**What you should do**
Transcribe each line of the material as it is, and drop any picture.
----------------------------------------
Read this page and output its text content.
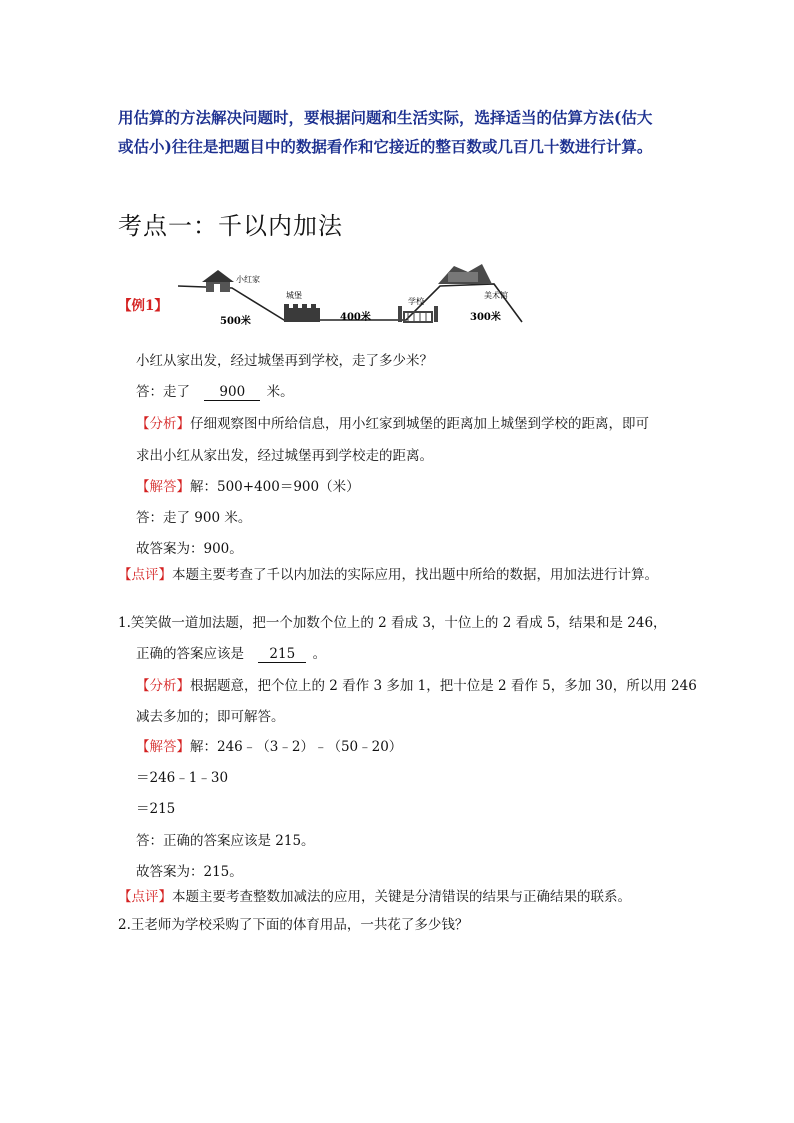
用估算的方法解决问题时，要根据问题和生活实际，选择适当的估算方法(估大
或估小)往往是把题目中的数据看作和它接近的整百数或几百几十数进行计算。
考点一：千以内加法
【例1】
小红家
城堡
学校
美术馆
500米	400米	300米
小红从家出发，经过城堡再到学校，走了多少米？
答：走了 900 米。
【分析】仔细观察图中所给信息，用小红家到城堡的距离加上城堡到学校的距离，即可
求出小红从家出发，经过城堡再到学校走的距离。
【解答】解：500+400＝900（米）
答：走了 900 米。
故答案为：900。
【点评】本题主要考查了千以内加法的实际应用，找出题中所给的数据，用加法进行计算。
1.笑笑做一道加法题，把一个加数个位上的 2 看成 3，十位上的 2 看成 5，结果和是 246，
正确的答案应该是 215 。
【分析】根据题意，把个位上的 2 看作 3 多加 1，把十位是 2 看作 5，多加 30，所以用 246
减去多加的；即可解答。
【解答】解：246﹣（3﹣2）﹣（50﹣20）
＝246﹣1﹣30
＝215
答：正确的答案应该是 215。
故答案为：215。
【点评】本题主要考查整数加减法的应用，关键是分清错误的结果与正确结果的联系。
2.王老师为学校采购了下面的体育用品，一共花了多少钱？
----------------------------------------
**Output below**
Read this page and output its text content.
用估算的方法解决问题时，要根据问题和生活实际，选择适当的估算方法(估大
或估小)往往是把题目中的数据看作和它接近的整百数或几百几十数进行计算。
考点一：千以内加法
【例1】
小红家
城堡
学校
美术馆
500米	400米	300米
小红从家出发，经过城堡再到学校，走了多少米？
答：走了 900 米。
【分析】仔细观察图中所给信息，用小红家到城堡的距离加上城堡到学校的距离，即可
求出小红从家出发，经过城堡再到学校走的距离。
【解答】解：500+400＝900（米）
答：走了 900 米。
故答案为：900。
【点评】本题主要考查了千以内加法的实际应用，找出题中所给的数据，用加法进行计算。
1.笑笑做一道加法题，把一个加数个位上的 2 看成 3，十位上的 2 看成 5，结果和是 246，
正确的答案应该是 215 。
【分析】根据题意，把个位上的 2 看作 3 多加 1，把十位是 2 看作 5，多加 30，所以用 246
减去多加的；即可解答。
【解答】解：246﹣（3﹣2）﹣（50﹣20）
＝246﹣1﹣30
＝215
答：正确的答案应该是 215。
故答案为：215。
【点评】本题主要考查整数加减法的应用，关键是分清错误的结果与正确结果的联系。
2.王老师为学校采购了下面的体育用品，一共花了多少钱？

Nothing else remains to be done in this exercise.